**Task:** Reproduce the entries in full, with no changes.

**Items:**

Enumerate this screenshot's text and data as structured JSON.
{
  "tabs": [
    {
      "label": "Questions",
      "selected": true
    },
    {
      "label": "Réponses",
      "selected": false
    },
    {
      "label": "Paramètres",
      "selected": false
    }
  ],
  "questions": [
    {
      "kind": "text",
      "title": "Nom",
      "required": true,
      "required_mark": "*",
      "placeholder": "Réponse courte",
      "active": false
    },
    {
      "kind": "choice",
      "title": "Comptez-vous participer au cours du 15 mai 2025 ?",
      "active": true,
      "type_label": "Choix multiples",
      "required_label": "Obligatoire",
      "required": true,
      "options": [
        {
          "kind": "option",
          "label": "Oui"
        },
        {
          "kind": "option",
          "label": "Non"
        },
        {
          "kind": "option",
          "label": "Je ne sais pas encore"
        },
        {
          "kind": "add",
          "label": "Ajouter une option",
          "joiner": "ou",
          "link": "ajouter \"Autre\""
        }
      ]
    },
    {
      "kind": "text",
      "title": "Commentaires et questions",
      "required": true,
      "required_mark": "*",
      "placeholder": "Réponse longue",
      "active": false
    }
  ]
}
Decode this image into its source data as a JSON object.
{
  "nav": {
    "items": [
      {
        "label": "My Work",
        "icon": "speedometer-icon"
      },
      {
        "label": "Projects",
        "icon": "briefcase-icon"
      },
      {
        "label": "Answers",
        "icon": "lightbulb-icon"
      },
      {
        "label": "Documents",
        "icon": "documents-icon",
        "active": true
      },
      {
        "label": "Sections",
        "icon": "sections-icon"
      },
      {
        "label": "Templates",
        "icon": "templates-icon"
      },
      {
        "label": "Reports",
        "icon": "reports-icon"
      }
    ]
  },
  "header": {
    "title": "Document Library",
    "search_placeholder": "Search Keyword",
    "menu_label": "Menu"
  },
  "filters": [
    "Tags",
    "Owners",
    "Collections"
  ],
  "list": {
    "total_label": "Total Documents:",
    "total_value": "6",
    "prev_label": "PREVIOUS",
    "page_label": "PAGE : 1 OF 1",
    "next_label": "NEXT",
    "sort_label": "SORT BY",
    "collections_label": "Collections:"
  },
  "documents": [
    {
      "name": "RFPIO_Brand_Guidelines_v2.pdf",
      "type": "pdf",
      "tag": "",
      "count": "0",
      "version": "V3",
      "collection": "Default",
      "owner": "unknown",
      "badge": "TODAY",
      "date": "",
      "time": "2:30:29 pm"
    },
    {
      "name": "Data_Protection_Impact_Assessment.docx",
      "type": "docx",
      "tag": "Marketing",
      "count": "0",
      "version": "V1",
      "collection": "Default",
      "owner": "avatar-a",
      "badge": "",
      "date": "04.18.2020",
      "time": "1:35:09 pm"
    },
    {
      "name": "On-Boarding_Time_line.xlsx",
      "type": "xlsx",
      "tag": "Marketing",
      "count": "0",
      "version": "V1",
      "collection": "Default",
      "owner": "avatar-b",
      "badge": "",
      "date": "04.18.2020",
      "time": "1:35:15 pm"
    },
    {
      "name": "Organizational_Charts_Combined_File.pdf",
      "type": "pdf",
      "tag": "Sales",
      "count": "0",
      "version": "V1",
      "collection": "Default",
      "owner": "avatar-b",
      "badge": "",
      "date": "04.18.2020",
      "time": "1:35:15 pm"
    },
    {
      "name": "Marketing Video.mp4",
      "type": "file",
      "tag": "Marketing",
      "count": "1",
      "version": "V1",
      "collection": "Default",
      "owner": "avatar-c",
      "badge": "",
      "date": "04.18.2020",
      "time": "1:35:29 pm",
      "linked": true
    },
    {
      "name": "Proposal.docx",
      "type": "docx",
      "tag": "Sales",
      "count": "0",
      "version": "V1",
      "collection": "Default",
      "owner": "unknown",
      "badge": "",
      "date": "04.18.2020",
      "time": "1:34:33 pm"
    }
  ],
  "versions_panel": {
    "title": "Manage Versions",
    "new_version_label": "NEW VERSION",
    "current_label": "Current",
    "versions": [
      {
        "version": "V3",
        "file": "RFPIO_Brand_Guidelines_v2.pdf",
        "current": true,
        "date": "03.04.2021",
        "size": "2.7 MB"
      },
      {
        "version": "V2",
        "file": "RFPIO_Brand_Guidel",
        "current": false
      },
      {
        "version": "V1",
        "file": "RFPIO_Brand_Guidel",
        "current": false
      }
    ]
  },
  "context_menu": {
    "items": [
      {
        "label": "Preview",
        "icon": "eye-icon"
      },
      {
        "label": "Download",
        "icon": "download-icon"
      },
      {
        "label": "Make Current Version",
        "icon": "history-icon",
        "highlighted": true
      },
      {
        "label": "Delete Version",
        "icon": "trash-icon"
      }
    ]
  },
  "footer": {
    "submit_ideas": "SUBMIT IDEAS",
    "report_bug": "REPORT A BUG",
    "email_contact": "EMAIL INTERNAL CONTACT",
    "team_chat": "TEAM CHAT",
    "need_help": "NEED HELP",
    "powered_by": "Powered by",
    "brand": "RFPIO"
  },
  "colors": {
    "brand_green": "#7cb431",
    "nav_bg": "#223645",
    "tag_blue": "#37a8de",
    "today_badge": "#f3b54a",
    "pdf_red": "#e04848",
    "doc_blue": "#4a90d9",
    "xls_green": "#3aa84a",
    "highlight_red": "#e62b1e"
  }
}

**Result of this exercise:**
Enumerate this screenshot's text and data as structured JSON.
{
  "tabs": [
    {
      "label": "Questions",
      "selected": true
    },
    {
      "label": "Réponses",
      "selected": false
    },
    {
      "label": "Paramètres",
      "selected": false
    }
  ],
  "questions": [
    {
      "kind": "text",
      "title": "Nom",
      "required": true,
      "required_mark": "*",
      "placeholder": "Réponse courte",
      "active": false
    },
    {
      "kind": "choice",
      "title": "Comptez-vous participer au cours du 15 mai 2025 ?",
      "active": true,
      "type_label": "Choix multiples",
      "required_label": "Obligatoire",
      "required": true,
      "options": [
        {
          "kind": "option",
          "label": "Oui"
        },
        {
          "kind": "option",
          "label": "Non"
        },
        {
          "kind": "option",
          "label": "Je ne sais pas encore"
        },
        {
          "kind": "add",
          "label": "Ajouter une option",
          "joiner": "ou",
          "link": "ajouter \"Autre\""
        }
      ]
    },
    {
      "kind": "text",
      "title": "Commentaires et questions",
      "required": true,
      "required_mark": "*",
      "placeholder": "Réponse longue",
      "active": false
    }
  ]
}
Decode this image into its source data as a JSON object.
{
  "nav": {
    "items": [
      {
        "label": "My Work",
        "icon": "speedometer-icon"
      },
      {
        "label": "Projects",
        "icon": "briefcase-icon"
      },
      {
        "label": "Answers",
        "icon": "lightbulb-icon"
      },
      {
        "label": "Documents",
        "icon": "documents-icon",
        "active": true
      },
      {
        "label": "Sections",
        "icon": "sections-icon"
      },
      {
        "label": "Templates",
        "icon": "templates-icon"
      },
      {
        "label": "Reports",
        "icon": "reports-icon"
      }
    ]
  },
  "header": {
    "title": "Document Library",
    "search_placeholder": "Search Keyword",
    "menu_label": "Menu"
  },
  "filters": [
    "Tags",
    "Owners",
    "Collections"
  ],
  "list": {
    "total_label": "Total Documents:",
    "total_value": "6",
    "prev_label": "PREVIOUS",
    "page_label": "PAGE : 1 OF 1",
    "next_label": "NEXT",
    "sort_label": "SORT BY",
    "collections_label": "Collections:"
  },
  "documents": [
    {
      "name": "RFPIO_Brand_Guidelines_v2.pdf",
      "type": "pdf",
      "tag": "",
      "count": "0",
      "version": "V3",
      "collection": "Default",
      "owner": "unknown",
      "badge": "TODAY",
      "date": "",
      "time": "2:30:29 pm"
    },
    {
      "name": "Data_Protection_Impact_Assessment.docx",
      "type": "docx",
      "tag": "Marketing",
      "count": "0",
      "version": "V1",
      "collection": "Default",
      "owner": "avatar-a",
      "badge": "",
      "date": "04.18.2020",
      "time": "1:35:09 pm"
    },
    {
      "name": "On-Boarding_Time_line.xlsx",
      "type": "xlsx",
      "tag": "Marketing",
      "count": "0",
      "version": "V1",
      "collection": "Default",
      "owner": "avatar-b",
      "badge": "",
      "date": "04.18.2020",
      "time": "1:35:15 pm"
    },
    {
      "name": "Organizational_Charts_Combined_File.pdf",
      "type": "pdf",
      "tag": "Sales",
      "count": "0",
      "version": "V1",
      "collection": "Default",
      "owner": "avatar-b",
      "badge": "",
      "date": "04.18.2020",
      "time": "1:35:15 pm"
    },
    {
      "name": "Marketing Video.mp4",
      "type": "file",
      "tag": "Marketing",
      "count": "1",
      "version": "V1",
      "collection": "Default",
      "owner": "avatar-c",
      "badge": "",
      "date": "04.18.2020",
      "time": "1:35:29 pm",
      "linked": true
    },
    {
      "name": "Proposal.docx",
      "type": "docx",
      "tag": "Sales",
      "count": "0",
      "version": "V1",
      "collection": "Default",
      "owner": "unknown",
      "badge": "",
      "date": "04.18.2020",
      "time": "1:34:33 pm"
    }
  ],
  "versions_panel": {
    "title": "Manage Versions",
    "new_version_label": "NEW VERSION",
    "current_label": "Current",
    "versions": [
      {
        "version": "V3",
        "file": "RFPIO_Brand_Guidelines_v2.pdf",
        "current": true,
        "date": "03.04.2021",
        "size": "2.7 MB"
      },
      {
        "version": "V2",
        "file": "RFPIO_Brand_Guidel",
        "current": false
      },
      {
        "version": "V1",
        "file": "RFPIO_Brand_Guidel",
        "current": false
      }
    ]
  },
  "context_menu": {
    "items": [
      {
        "label": "Preview",
        "icon": "eye-icon"
      },
      {
        "label": "Download",
        "icon": "download-icon"
      },
      {
        "label": "Make Current Version",
        "icon": "history-icon",
        "highlighted": true
      },
      {
        "label": "Delete Version",
        "icon": "trash-icon"
      }
    ]
  },
  "footer": {
    "submit_ideas": "SUBMIT IDEAS",
    "report_bug": "REPORT A BUG",
    "email_contact": "EMAIL INTERNAL CONTACT",
    "team_chat": "TEAM CHAT",
    "need_help": "NEED HELP",
    "powered_by": "Powered by",
    "brand": "RFPIO"
  },
  "colors": {
    "brand_green": "#7cb431",
    "nav_bg": "#223645",
    "tag_blue": "#37a8de",
    "today_badge": "#f3b54a",
    "pdf_red": "#e04848",
    "doc_blue": "#4a90d9",
    "xls_green": "#3aa84a",
    "highlight_red": "#e62b1e"
  }
}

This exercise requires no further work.